[Records from a data source]
= Beginning of Section =
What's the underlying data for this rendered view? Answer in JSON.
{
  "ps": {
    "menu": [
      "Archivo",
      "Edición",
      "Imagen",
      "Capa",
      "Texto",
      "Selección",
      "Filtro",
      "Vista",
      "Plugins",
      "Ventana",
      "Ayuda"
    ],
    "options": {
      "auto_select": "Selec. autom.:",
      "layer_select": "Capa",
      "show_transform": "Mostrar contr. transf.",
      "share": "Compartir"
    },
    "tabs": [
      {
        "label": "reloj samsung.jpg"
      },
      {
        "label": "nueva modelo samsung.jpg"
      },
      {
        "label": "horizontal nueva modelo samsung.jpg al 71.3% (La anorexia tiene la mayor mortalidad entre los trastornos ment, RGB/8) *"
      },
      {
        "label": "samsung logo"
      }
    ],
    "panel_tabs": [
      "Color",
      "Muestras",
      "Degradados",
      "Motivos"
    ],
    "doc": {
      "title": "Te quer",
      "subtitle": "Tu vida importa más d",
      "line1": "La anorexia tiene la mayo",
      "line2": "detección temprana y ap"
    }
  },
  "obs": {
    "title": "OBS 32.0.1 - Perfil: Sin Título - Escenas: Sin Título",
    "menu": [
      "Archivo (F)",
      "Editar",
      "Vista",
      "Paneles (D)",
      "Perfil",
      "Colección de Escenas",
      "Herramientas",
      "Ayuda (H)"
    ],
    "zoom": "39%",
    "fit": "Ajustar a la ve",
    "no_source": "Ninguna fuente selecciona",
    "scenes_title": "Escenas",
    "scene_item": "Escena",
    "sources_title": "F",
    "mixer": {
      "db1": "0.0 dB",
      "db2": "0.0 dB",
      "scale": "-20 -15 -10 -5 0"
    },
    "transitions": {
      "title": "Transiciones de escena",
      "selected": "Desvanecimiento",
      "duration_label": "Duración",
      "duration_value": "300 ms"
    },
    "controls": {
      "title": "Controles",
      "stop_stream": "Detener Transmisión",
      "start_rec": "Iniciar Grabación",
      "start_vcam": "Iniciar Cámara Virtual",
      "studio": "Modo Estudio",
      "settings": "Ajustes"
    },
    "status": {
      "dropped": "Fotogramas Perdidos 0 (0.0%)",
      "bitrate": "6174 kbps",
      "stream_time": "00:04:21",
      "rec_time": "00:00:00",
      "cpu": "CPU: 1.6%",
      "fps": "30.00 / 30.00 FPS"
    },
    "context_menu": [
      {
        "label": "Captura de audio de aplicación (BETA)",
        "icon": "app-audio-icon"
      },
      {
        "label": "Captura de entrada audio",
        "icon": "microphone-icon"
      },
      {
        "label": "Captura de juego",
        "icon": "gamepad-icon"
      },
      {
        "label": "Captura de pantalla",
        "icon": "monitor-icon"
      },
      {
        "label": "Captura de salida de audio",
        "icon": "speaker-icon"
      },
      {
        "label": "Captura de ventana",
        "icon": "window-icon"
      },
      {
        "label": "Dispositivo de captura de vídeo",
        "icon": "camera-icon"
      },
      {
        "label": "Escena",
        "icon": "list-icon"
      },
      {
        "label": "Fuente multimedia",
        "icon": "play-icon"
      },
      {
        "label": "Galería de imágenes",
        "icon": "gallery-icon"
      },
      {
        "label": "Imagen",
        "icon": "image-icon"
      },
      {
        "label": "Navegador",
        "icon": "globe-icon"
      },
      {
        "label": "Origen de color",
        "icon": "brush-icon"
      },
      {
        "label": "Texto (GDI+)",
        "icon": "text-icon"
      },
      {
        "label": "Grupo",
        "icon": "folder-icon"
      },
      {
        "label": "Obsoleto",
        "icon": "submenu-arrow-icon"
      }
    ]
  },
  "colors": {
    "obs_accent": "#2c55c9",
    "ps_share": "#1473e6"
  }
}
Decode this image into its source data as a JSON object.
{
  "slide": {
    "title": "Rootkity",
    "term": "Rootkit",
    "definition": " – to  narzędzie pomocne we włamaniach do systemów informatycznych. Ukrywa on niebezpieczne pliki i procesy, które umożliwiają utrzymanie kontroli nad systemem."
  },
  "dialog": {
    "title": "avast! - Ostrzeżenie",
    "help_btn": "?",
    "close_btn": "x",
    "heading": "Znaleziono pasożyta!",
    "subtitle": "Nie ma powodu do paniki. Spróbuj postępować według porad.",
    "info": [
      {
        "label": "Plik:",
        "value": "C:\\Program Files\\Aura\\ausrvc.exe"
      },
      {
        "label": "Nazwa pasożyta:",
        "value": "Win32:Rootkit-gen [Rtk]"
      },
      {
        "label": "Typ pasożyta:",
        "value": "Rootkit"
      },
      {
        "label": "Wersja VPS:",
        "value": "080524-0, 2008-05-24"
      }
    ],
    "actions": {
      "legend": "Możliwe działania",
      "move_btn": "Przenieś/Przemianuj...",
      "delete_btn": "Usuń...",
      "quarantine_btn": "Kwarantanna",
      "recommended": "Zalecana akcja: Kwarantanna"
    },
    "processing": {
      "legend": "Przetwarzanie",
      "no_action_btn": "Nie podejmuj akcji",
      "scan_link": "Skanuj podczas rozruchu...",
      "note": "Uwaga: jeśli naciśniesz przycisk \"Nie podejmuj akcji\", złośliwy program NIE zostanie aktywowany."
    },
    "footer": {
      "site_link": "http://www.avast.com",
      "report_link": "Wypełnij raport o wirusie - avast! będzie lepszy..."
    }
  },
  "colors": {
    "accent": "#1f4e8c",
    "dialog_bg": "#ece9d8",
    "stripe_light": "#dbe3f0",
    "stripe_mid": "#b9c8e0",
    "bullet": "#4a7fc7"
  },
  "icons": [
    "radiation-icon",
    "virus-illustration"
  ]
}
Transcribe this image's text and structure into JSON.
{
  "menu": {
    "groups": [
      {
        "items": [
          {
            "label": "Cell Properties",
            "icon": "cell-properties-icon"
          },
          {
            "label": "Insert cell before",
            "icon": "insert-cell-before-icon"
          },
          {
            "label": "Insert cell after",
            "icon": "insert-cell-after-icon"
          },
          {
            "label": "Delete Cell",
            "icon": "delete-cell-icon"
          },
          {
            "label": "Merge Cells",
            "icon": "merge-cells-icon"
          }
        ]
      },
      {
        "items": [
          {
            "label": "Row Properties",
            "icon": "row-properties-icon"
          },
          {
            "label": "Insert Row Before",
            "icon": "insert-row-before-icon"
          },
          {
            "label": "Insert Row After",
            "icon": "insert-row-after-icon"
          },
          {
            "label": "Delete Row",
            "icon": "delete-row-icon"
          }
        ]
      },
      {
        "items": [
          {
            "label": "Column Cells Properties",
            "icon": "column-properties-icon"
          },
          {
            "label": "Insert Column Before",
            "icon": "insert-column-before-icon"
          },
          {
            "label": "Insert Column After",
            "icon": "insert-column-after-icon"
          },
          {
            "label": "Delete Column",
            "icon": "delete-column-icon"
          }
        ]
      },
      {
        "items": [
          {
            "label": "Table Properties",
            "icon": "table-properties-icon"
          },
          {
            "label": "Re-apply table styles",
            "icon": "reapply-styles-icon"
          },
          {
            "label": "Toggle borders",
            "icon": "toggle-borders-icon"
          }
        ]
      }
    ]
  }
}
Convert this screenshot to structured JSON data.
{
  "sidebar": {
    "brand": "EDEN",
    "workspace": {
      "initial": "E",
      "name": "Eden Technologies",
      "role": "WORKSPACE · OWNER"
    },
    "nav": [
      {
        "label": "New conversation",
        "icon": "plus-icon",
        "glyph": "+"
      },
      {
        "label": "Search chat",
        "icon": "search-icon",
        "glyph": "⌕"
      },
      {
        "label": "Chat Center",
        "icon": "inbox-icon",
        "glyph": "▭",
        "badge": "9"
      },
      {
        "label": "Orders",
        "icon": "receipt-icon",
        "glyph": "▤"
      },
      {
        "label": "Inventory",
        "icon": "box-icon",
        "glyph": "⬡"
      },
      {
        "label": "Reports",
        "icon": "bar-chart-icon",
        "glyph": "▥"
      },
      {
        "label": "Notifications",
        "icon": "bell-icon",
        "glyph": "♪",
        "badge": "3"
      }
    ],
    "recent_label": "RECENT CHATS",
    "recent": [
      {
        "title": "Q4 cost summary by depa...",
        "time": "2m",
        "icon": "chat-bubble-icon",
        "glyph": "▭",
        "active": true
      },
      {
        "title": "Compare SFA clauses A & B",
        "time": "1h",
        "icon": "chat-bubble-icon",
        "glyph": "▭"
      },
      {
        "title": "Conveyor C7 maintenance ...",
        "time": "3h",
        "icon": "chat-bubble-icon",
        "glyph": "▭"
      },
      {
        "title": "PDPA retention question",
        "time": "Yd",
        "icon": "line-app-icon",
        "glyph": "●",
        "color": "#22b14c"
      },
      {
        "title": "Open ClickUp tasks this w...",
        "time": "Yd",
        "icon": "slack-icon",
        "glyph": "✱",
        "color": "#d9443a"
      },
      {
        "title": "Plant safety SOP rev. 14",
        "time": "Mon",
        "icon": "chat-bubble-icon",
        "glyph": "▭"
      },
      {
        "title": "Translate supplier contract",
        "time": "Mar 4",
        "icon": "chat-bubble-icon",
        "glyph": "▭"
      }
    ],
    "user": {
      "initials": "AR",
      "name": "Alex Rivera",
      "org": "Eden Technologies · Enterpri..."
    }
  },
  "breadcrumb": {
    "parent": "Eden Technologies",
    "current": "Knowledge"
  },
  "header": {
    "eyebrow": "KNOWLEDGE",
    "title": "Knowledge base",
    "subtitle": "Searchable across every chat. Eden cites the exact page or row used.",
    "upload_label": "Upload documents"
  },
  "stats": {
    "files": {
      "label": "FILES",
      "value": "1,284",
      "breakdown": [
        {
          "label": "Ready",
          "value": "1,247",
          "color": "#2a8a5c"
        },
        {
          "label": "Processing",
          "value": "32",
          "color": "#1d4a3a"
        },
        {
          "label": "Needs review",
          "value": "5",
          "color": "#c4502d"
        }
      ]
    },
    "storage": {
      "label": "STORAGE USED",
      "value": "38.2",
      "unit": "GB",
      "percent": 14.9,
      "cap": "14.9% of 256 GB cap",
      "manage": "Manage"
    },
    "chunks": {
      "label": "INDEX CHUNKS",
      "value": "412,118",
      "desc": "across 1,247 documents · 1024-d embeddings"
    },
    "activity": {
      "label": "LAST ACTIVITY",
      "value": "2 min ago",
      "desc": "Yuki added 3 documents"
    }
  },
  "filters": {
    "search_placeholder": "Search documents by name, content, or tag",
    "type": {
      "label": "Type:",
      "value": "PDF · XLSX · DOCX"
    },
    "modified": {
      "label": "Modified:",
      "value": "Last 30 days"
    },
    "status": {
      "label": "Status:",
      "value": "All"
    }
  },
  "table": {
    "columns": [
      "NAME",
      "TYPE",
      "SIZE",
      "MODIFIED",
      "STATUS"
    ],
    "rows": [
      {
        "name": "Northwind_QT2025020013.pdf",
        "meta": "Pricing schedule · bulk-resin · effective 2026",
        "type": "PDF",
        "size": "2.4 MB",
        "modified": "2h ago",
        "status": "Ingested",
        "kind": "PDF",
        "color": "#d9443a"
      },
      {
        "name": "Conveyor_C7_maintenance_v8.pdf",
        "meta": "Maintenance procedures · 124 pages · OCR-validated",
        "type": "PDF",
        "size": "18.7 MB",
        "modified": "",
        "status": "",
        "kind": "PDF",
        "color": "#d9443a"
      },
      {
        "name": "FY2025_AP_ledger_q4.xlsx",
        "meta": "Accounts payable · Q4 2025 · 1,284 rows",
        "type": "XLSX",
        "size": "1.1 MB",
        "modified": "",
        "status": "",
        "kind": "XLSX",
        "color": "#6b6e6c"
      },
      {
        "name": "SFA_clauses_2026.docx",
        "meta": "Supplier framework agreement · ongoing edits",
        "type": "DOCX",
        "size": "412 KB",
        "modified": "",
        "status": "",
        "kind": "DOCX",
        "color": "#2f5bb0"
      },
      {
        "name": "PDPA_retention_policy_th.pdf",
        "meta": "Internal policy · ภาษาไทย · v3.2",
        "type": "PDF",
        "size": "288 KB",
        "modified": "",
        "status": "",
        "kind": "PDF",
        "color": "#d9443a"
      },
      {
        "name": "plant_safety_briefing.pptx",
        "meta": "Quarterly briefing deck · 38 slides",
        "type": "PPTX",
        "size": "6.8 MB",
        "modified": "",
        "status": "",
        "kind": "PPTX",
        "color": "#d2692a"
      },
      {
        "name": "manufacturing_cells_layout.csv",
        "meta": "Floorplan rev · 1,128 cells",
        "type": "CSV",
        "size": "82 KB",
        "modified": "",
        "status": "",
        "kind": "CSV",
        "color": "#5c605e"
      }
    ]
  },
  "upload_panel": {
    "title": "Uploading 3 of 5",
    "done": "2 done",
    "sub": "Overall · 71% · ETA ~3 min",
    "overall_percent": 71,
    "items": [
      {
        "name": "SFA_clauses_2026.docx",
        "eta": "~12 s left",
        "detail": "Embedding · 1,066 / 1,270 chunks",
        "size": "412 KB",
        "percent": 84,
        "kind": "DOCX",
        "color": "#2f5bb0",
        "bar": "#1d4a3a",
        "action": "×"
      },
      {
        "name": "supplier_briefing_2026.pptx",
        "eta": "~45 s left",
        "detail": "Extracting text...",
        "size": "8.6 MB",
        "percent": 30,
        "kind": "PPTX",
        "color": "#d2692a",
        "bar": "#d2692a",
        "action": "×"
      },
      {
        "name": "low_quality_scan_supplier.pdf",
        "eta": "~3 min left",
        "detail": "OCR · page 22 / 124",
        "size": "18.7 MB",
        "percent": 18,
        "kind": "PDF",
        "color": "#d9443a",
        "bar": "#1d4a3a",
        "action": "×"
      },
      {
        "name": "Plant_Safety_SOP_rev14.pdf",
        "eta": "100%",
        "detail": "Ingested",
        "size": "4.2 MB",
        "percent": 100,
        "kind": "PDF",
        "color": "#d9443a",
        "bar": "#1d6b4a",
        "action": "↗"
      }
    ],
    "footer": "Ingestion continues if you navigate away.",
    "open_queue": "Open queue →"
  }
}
= End of Section =
Task item: If a line in the records holds the word "modelo", count it, then give only the total.

The answer: 2